■ EXERCISE:
Transcribe the records below exactly.

[Data records]
++++++
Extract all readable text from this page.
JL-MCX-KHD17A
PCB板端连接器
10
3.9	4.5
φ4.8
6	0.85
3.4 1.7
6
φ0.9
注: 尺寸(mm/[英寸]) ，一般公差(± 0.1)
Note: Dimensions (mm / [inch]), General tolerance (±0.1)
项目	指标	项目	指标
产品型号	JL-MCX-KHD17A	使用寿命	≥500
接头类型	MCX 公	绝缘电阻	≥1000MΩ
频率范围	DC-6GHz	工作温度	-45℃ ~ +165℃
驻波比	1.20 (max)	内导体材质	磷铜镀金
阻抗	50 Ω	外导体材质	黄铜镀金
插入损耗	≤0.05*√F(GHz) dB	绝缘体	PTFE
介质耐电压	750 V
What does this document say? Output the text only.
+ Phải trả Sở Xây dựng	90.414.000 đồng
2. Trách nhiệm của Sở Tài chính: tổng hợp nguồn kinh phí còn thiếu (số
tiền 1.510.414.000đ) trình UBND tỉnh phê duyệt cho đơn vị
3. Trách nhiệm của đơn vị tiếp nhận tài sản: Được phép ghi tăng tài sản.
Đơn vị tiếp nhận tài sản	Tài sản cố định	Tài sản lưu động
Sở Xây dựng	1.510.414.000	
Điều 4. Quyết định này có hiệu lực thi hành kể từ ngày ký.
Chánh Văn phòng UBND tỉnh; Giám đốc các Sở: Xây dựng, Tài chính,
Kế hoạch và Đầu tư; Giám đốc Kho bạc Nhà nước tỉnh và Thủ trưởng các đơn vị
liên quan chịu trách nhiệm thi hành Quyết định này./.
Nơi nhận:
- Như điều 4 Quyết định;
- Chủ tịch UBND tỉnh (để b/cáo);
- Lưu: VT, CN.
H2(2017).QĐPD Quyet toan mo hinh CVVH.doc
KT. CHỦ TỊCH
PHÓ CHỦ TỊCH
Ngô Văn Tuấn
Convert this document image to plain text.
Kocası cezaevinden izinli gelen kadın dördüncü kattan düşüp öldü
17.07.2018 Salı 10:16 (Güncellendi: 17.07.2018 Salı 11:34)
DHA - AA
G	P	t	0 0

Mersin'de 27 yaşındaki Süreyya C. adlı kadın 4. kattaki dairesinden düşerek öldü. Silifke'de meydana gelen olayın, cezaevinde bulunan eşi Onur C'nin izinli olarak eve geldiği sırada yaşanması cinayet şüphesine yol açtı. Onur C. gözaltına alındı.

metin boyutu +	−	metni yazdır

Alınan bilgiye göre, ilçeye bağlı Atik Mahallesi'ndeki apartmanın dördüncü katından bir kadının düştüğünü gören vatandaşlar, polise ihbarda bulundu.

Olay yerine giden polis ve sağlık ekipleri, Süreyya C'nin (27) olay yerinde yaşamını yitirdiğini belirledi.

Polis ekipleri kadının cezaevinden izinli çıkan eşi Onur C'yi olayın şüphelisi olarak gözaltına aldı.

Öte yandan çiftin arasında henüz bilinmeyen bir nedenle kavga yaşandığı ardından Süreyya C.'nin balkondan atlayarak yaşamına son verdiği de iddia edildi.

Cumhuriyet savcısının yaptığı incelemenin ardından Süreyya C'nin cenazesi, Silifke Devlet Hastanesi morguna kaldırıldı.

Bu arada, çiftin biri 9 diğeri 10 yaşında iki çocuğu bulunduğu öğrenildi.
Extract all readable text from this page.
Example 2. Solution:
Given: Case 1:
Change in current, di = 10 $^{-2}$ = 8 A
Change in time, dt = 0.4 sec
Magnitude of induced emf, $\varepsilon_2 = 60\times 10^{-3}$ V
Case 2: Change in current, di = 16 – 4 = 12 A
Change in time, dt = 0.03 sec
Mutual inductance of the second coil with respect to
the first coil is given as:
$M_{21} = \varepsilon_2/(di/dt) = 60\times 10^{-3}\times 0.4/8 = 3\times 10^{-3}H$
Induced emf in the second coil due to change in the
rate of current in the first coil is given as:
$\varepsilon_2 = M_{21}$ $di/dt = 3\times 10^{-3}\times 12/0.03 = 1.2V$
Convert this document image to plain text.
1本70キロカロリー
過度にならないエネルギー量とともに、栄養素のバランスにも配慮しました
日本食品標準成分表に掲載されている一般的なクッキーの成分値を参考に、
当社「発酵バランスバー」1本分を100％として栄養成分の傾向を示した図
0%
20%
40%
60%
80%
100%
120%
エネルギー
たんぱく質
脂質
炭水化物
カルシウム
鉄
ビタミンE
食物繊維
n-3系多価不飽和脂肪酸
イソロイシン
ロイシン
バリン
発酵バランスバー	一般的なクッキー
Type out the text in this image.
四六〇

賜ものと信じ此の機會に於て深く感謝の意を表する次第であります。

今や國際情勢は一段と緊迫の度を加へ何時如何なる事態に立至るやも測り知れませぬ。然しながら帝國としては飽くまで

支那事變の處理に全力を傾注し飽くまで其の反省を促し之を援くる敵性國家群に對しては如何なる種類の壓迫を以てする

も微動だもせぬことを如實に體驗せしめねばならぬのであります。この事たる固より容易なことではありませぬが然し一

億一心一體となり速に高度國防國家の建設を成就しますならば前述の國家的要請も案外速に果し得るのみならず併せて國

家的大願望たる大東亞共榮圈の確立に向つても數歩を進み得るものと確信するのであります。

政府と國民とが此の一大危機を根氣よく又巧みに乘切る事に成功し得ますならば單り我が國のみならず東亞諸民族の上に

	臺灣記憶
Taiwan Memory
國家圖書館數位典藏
++++++
■ TASK ANSWER:
Extract all readable text from this page.
JL-MCX-KHD17A
PCB板端连接器
10
3.9	4.5
φ4.8
6	0.85
3.4 1.7
6
φ0.9
注: 尺寸(mm/[英寸]) ，一般公差(± 0.1)
Note: Dimensions (mm / [inch]), General tolerance (±0.1)
项目	指标	项目	指标
产品型号	JL-MCX-KHD17A	使用寿命	≥500
接头类型	MCX 公	绝缘电阻	≥1000MΩ
频率范围	DC-6GHz	工作温度	-45℃ ~ +165℃
驻波比	1.20 (max)	内导体材质	磷铜镀金
阻抗	50 Ω	外导体材质	黄铜镀金
插入损耗	≤0.05*√F(GHz) dB	绝缘体	PTFE
介质耐电压	750 V
What does this document say? Output the text only.
+ Phải trả Sở Xây dựng	90.414.000 đồng
2. Trách nhiệm của Sở Tài chính: tổng hợp nguồn kinh phí còn thiếu (số
tiền 1.510.414.000đ) trình UBND tỉnh phê duyệt cho đơn vị
3. Trách nhiệm của đơn vị tiếp nhận tài sản: Được phép ghi tăng tài sản.
Đơn vị tiếp nhận tài sản	Tài sản cố định	Tài sản lưu động
Sở Xây dựng	1.510.414.000	
Điều 4. Quyết định này có hiệu lực thi hành kể từ ngày ký.
Chánh Văn phòng UBND tỉnh; Giám đốc các Sở: Xây dựng, Tài chính,
Kế hoạch và Đầu tư; Giám đốc Kho bạc Nhà nước tỉnh và Thủ trưởng các đơn vị
liên quan chịu trách nhiệm thi hành Quyết định này./.
Nơi nhận:
- Như điều 4 Quyết định;
- Chủ tịch UBND tỉnh (để b/cáo);
- Lưu: VT, CN.
H2(2017).QĐPD Quyet toan mo hinh CVVH.doc
KT. CHỦ TỊCH
PHÓ CHỦ TỊCH
Ngô Văn Tuấn
Convert this document image to plain text.
Kocası cezaevinden izinli gelen kadın dördüncü kattan düşüp öldü
17.07.2018 Salı 10:16 (Güncellendi: 17.07.2018 Salı 11:34)
DHA - AA
G	P	t	0 0

Mersin'de 27 yaşındaki Süreyya C. adlı kadın 4. kattaki dairesinden düşerek öldü. Silifke'de meydana gelen olayın, cezaevinde bulunan eşi Onur C'nin izinli olarak eve geldiği sırada yaşanması cinayet şüphesine yol açtı. Onur C. gözaltına alındı.

metin boyutu +	−	metni yazdır

Alınan bilgiye göre, ilçeye bağlı Atik Mahallesi'ndeki apartmanın dördüncü katından bir kadının düştüğünü gören vatandaşlar, polise ihbarda bulundu.

Olay yerine giden polis ve sağlık ekipleri, Süreyya C'nin (27) olay yerinde yaşamını yitirdiğini belirledi.

Polis ekipleri kadının cezaevinden izinli çıkan eşi Onur C'yi olayın şüphelisi olarak gözaltına aldı.

Öte yandan çiftin arasında henüz bilinmeyen bir nedenle kavga yaşandığı ardından Süreyya C.'nin balkondan atlayarak yaşamına son verdiği de iddia edildi.

Cumhuriyet savcısının yaptığı incelemenin ardından Süreyya C'nin cenazesi, Silifke Devlet Hastanesi morguna kaldırıldı.

Bu arada, çiftin biri 9 diğeri 10 yaşında iki çocuğu bulunduğu öğrenildi.
Extract all readable text from this page.
Example 2. Solution:
Given: Case 1:
Change in current, di = 10 $^{-2}$ = 8 A
Change in time, dt = 0.4 sec
Magnitude of induced emf, $\varepsilon_2 = 60\times 10^{-3}$ V
Case 2: Change in current, di = 16 – 4 = 12 A
Change in time, dt = 0.03 sec
Mutual inductance of the second coil with respect to
the first coil is given as:
$M_{21} = \varepsilon_2/(di/dt) = 60\times 10^{-3}\times 0.4/8 = 3\times 10^{-3}H$
Induced emf in the second coil due to change in the
rate of current in the first coil is given as:
$\varepsilon_2 = M_{21}$ $di/dt = 3\times 10^{-3}\times 12/0.03 = 1.2V$
Convert this document image to plain text.
1本70キロカロリー
過度にならないエネルギー量とともに、栄養素のバランスにも配慮しました
日本食品標準成分表に掲載されている一般的なクッキーの成分値を参考に、
当社「発酵バランスバー」1本分を100％として栄養成分の傾向を示した図
0%
20%
40%
60%
80%
100%
120%
エネルギー
たんぱく質
脂質
炭水化物
カルシウム
鉄
ビタミンE
食物繊維
n-3系多価不飽和脂肪酸
イソロイシン
ロイシン
バリン
発酵バランスバー	一般的なクッキー
Type out the text in this image.
四六〇

賜ものと信じ此の機會に於て深く感謝の意を表する次第であります。

今や國際情勢は一段と緊迫の度を加へ何時如何なる事態に立至るやも測り知れませぬ。然しながら帝國としては飽くまで

支那事變の處理に全力を傾注し飽くまで其の反省を促し之を援くる敵性國家群に對しては如何なる種類の壓迫を以てする

も微動だもせぬことを如實に體驗せしめねばならぬのであります。この事たる固より容易なことではありませぬが然し一

億一心一體となり速に高度國防國家の建設を成就しますならば前述の國家的要請も案外速に果し得るのみならず併せて國

家的大願望たる大東亞共榮圈の確立に向つても數歩を進み得るものと確信するのであります。

政府と國民とが此の一大危機を根氣よく又巧みに乘切る事に成功し得ますならば單り我が國のみならず東亞諸民族の上に

	臺灣記憶
Taiwan Memory
國家圖書館數位典藏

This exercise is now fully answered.